=== Exercise directions ===
Determine how many lines carry the word "如图所示". Output that number only.

[Dataset entries]
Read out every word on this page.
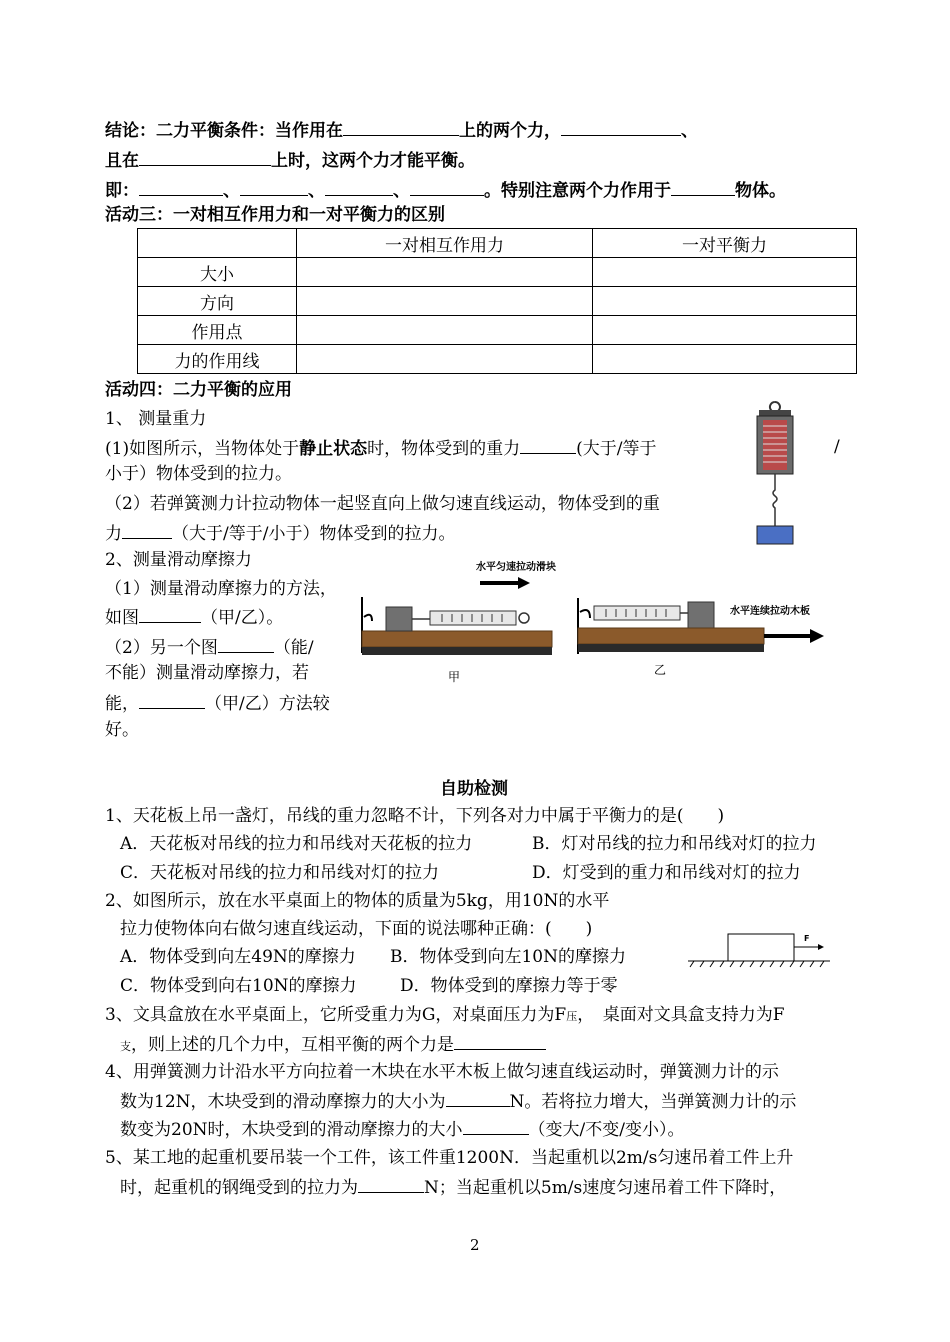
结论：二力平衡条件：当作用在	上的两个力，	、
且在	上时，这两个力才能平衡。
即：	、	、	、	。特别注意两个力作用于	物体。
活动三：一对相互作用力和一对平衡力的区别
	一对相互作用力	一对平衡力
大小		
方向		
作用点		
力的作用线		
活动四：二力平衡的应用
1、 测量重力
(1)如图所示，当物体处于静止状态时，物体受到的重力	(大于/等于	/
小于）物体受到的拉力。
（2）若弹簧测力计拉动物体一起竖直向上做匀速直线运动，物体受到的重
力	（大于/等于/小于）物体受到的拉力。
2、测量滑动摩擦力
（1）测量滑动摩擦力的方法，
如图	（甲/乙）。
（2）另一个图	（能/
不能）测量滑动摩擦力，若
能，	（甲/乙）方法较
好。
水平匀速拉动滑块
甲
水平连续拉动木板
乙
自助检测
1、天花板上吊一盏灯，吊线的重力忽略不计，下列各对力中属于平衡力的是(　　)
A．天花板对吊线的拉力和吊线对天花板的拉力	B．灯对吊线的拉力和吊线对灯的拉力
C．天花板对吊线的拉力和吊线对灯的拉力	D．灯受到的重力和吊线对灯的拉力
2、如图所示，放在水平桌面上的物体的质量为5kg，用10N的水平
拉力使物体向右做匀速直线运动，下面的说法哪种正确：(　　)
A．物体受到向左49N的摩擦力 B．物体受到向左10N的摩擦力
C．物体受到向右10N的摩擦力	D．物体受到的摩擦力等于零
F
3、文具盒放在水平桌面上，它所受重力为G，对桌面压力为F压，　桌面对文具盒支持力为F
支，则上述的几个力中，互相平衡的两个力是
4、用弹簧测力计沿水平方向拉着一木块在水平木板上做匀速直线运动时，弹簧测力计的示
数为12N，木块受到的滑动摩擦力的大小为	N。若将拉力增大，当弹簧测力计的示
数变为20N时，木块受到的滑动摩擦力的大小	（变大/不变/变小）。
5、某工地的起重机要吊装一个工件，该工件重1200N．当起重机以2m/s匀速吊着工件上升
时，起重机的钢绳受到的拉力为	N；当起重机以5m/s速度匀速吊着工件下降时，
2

---

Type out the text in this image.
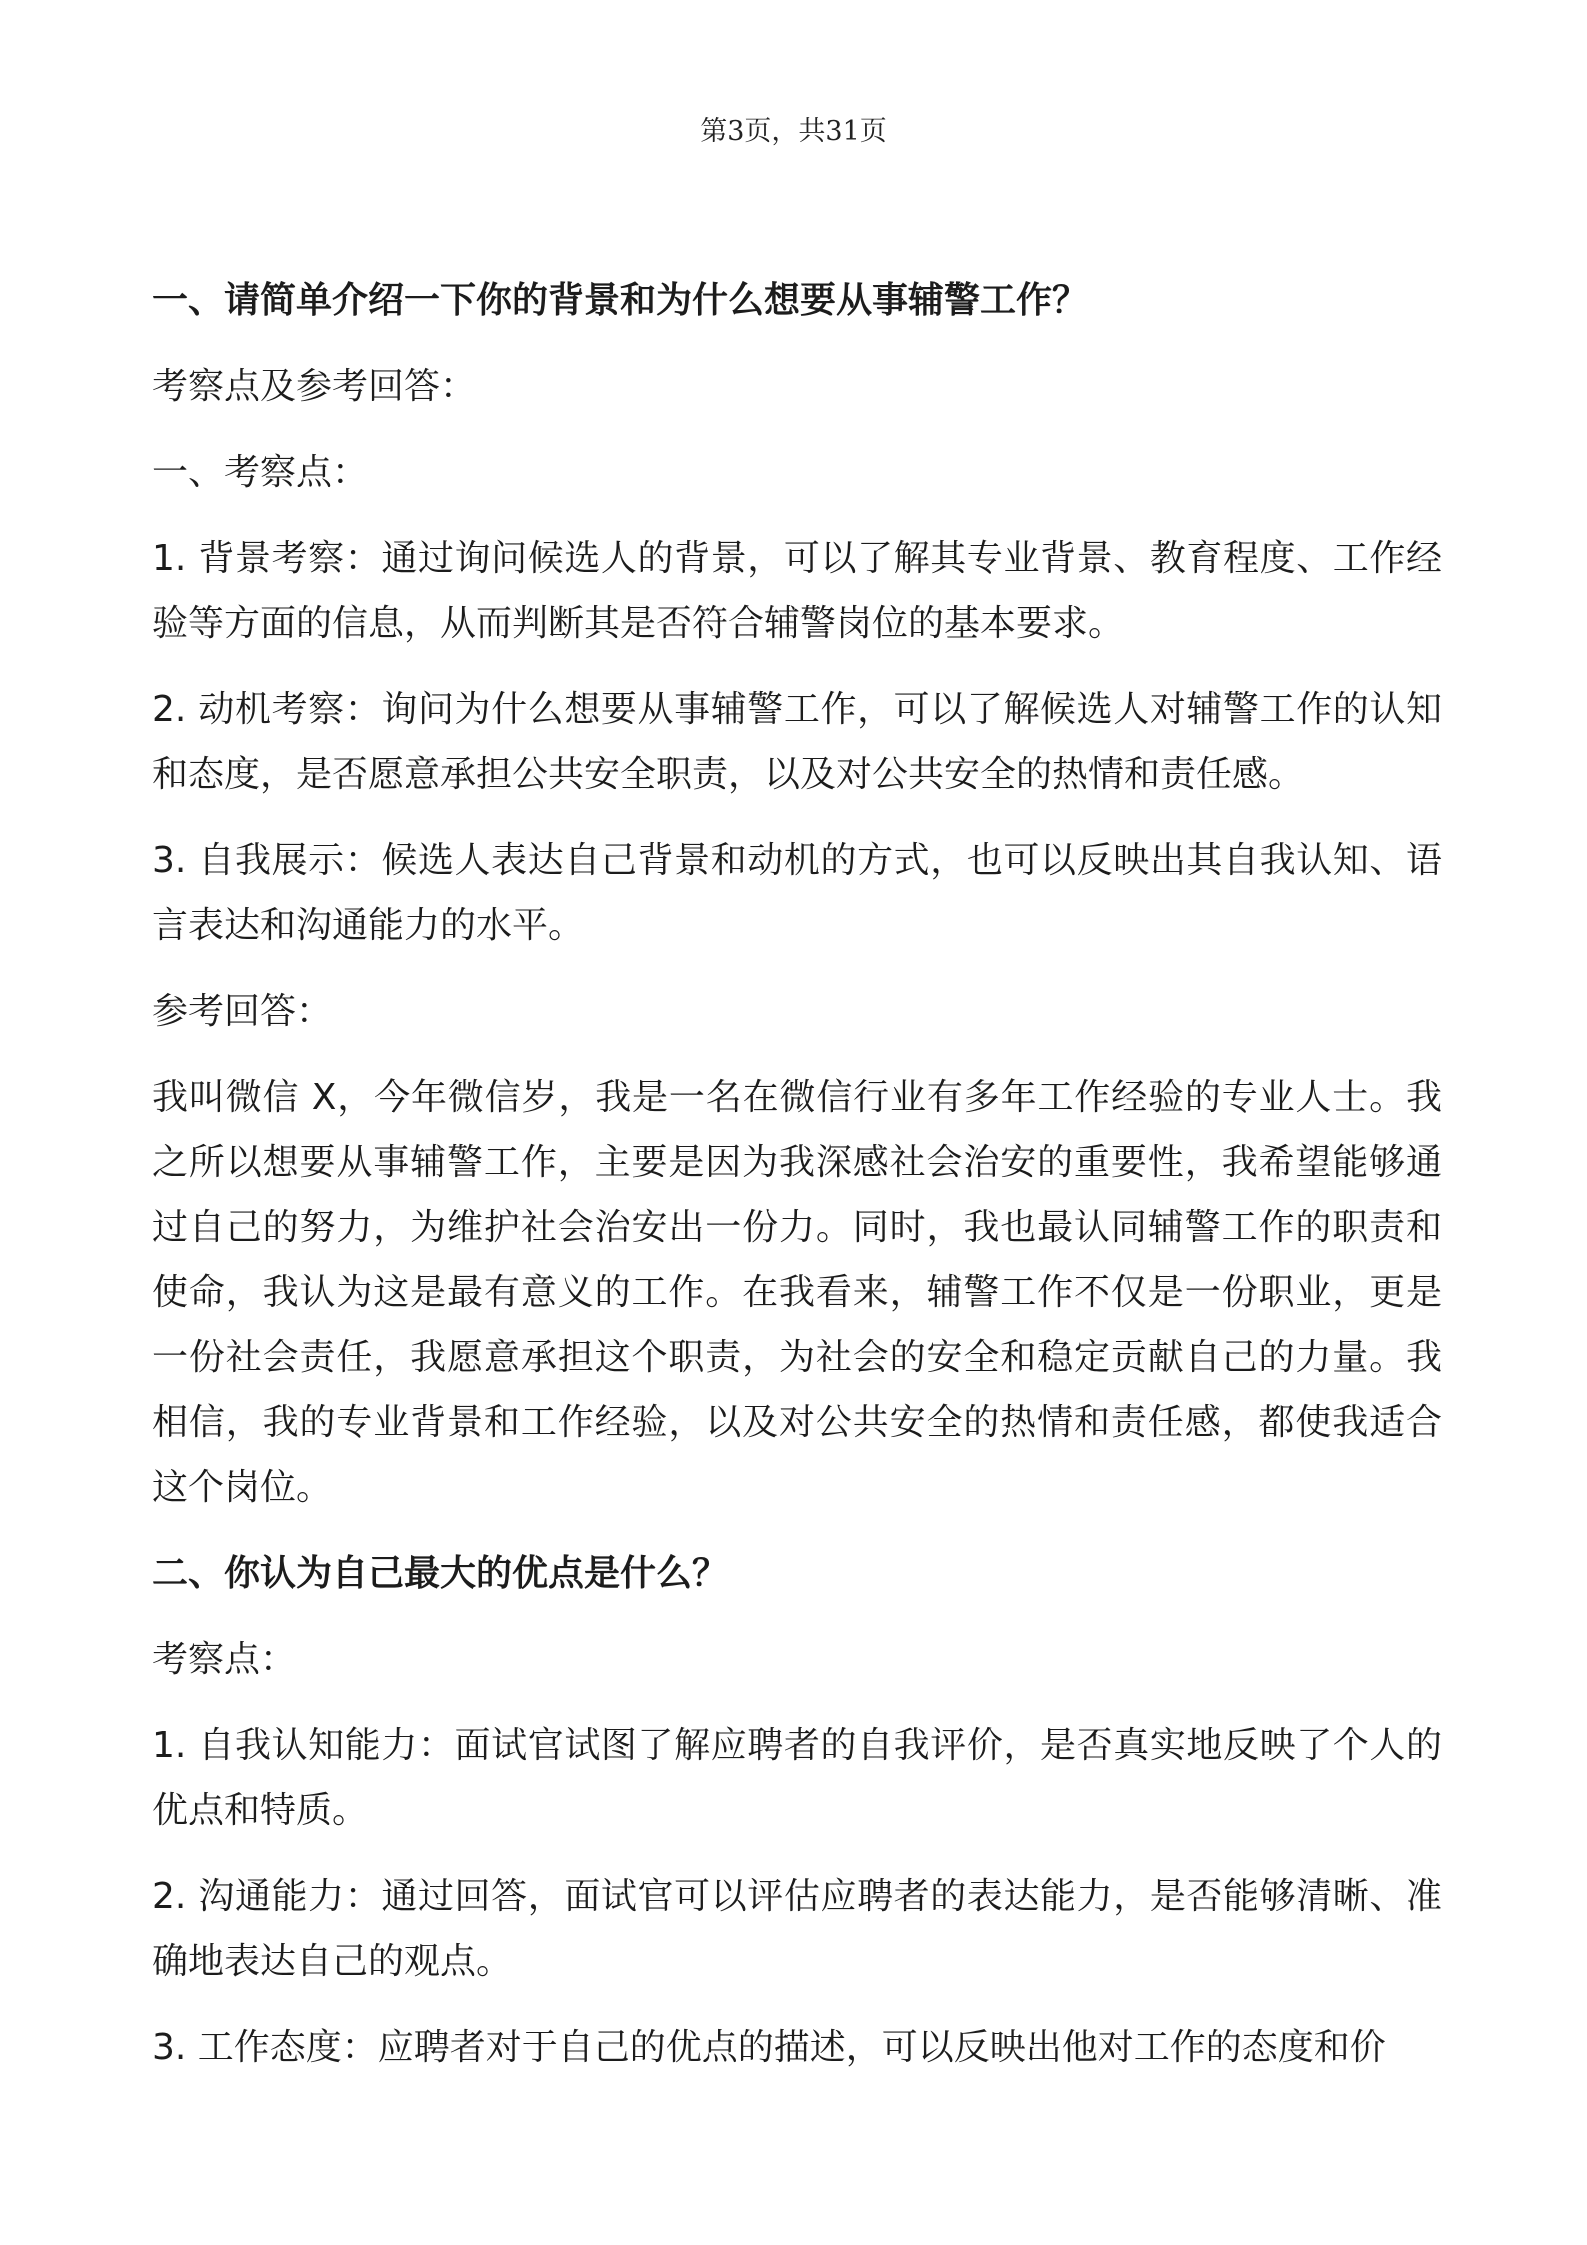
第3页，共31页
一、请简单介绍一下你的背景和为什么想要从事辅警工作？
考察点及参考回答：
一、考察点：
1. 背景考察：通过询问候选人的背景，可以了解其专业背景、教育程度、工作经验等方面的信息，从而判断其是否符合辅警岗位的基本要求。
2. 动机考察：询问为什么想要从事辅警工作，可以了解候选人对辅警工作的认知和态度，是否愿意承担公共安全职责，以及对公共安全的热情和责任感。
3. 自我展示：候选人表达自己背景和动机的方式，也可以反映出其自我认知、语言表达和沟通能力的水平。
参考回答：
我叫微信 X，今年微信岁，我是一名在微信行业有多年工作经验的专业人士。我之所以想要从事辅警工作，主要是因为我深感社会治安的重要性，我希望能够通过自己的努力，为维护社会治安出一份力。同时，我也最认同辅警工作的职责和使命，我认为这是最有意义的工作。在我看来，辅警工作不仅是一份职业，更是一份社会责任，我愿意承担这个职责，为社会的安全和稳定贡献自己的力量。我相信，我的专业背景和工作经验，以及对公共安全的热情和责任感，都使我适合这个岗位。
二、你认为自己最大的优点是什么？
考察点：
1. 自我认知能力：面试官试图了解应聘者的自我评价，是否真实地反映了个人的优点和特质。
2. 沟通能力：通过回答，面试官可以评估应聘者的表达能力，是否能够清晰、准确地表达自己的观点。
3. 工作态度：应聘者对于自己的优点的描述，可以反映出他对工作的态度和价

...

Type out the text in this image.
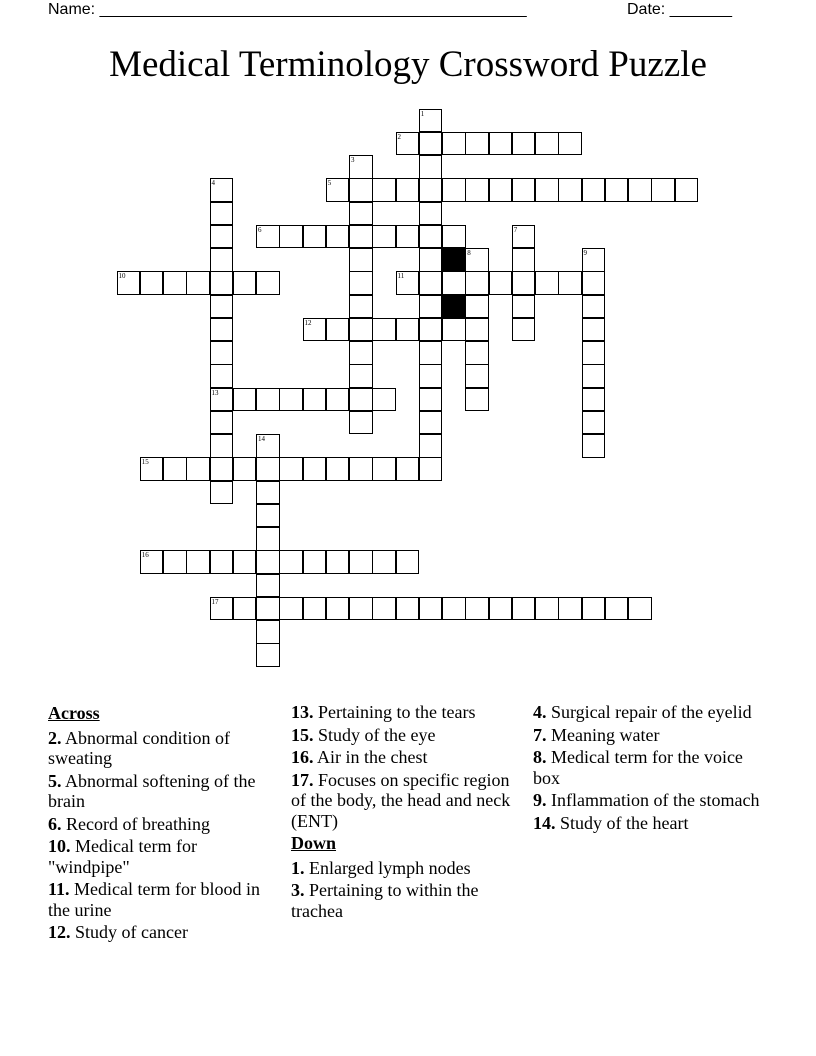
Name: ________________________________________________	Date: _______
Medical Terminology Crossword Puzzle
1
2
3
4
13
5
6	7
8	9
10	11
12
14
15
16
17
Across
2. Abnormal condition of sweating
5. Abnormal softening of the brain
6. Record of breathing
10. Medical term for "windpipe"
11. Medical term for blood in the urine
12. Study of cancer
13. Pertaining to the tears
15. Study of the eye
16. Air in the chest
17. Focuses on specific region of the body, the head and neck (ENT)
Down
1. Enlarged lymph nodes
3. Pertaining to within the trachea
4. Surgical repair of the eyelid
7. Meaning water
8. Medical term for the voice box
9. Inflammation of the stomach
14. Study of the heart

=== Solution to this task ===
2